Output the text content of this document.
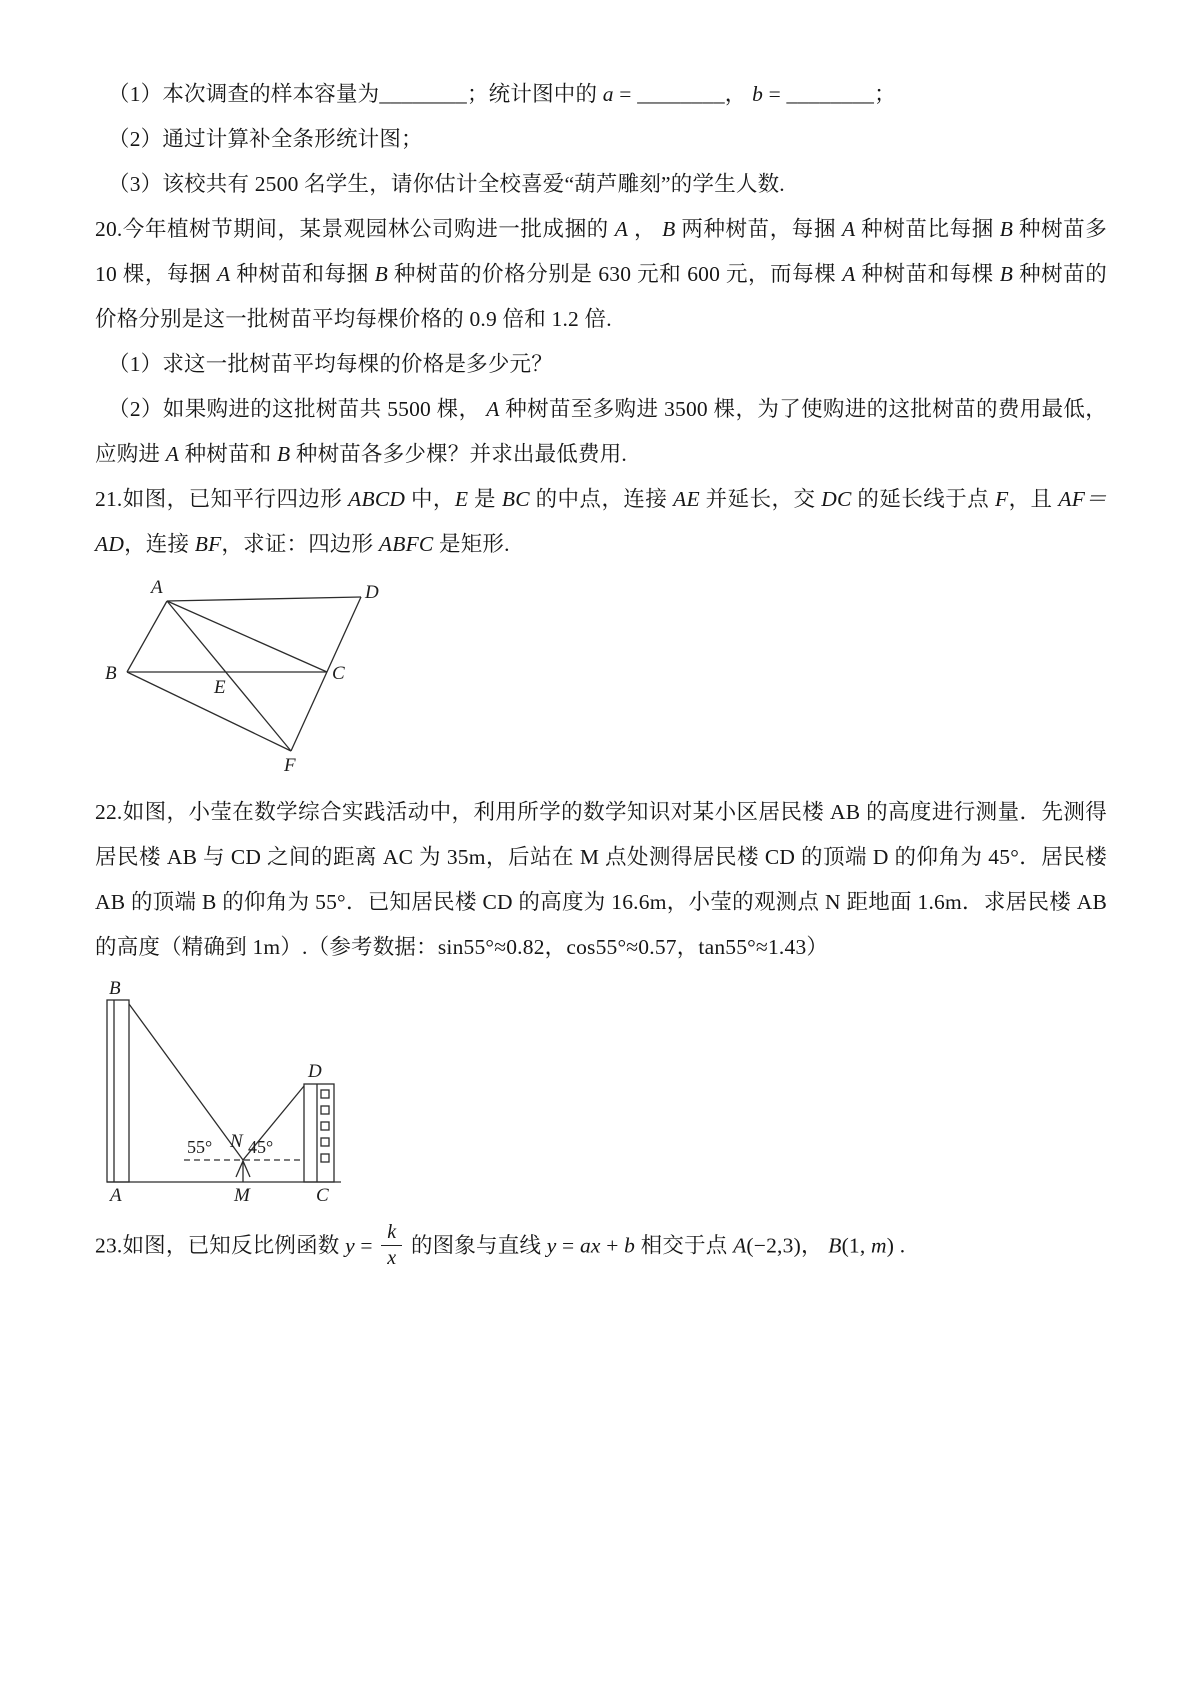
（1）本次调查的样本容量为________；统计图中的 a = ________， b = ________；

（2）通过计算补全条形统计图；

（3）该校共有 2500 名学生，请你估计全校喜爱“葫芦雕刻”的学生人数.

20.今年植树节期间，某景观园林公司购进一批成捆的 A ， B 两种树苗，每捆 A 种树苗比每捆 B 种树苗多 10 棵，每捆 A 种树苗和每捆 B 种树苗的价格分别是 630 元和 600 元，而每棵 A 种树苗和每棵 B 种树苗的价格分别是这一批树苗平均每棵价格的 0.9 倍和 1.2 倍.

（1）求这一批树苗平均每棵的价格是多少元？

（2）如果购进的这批树苗共 5500 棵， A 种树苗至多购进 3500 棵，为了使购进的这批树苗的费用最低，应购进 A 种树苗和 B 种树苗各多少棵？并求出最低费用.

21.如图，已知平行四边形 ABCD 中，E 是 BC 的中点，连接 AE 并延长，交 DC 的延长线于点 F，且 AF＝AD，连接 BF，求证：四边形 ABFC 是矩形.

A	D
B	C
E
F

22.如图，小莹在数学综合实践活动中，利用所学的数学知识对某小区居民楼 AB 的高度进行测量．先测得居民楼 AB 与 CD 之间的距离 AC 为 35m，后站在 M 点处测得居民楼 CD 的顶端 D 的仰角为 45°．居民楼 AB 的顶端 B 的仰角为 55°．已知居民楼 CD 的高度为 16.6m，小莹的观测点 N 距地面 1.6m．求居民楼 AB 的高度（精确到 1m）.（参考数据：sin55°≈0.82，cos55°≈0.57，tan55°≈1.43）

B
D
55° N 45°
A	M	C

23.如图，已知反比例函数 $y = \frac{k}{x}$ 的图象与直线 y = ax + b 相交于点 A(−2,3)， B(1, m) .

• • • • •

● **AIM**
Repeat each entry exactly as given; no pictures belong in the copy.

● **THE RESULT**
Output the text content of this document.
（1）本次调查的样本容量为________；统计图中的 a = ________， b = ________；

（2）通过计算补全条形统计图；

（3）该校共有 2500 名学生，请你估计全校喜爱“葫芦雕刻”的学生人数.

20.今年植树节期间，某景观园林公司购进一批成捆的 A ， B 两种树苗，每捆 A 种树苗比每捆 B 种树苗多 10 棵，每捆 A 种树苗和每捆 B 种树苗的价格分别是 630 元和 600 元，而每棵 A 种树苗和每棵 B 种树苗的价格分别是这一批树苗平均每棵价格的 0.9 倍和 1.2 倍.

（1）求这一批树苗平均每棵的价格是多少元？

（2）如果购进的这批树苗共 5500 棵， A 种树苗至多购进 3500 棵，为了使购进的这批树苗的费用最低，应购进 A 种树苗和 B 种树苗各多少棵？并求出最低费用.

21.如图，已知平行四边形 ABCD 中，E 是 BC 的中点，连接 AE 并延长，交 DC 的延长线于点 F，且 AF＝AD，连接 BF，求证：四边形 ABFC 是矩形.

A	D
B	C
E
F

22.如图，小莹在数学综合实践活动中，利用所学的数学知识对某小区居民楼 AB 的高度进行测量．先测得居民楼 AB 与 CD 之间的距离 AC 为 35m，后站在 M 点处测得居民楼 CD 的顶端 D 的仰角为 45°．居民楼 AB 的顶端 B 的仰角为 55°．已知居民楼 CD 的高度为 16.6m，小莹的观测点 N 距地面 1.6m．求居民楼 AB 的高度（精确到 1m）.（参考数据：sin55°≈0.82，cos55°≈0.57，tan55°≈1.43）

B
D
55° N 45°
A	M	C

23.如图，已知反比例函数 $y = \frac{k}{x}$ 的图象与直线 y = ax + b 相交于点 A(−2,3)， B(1, m) .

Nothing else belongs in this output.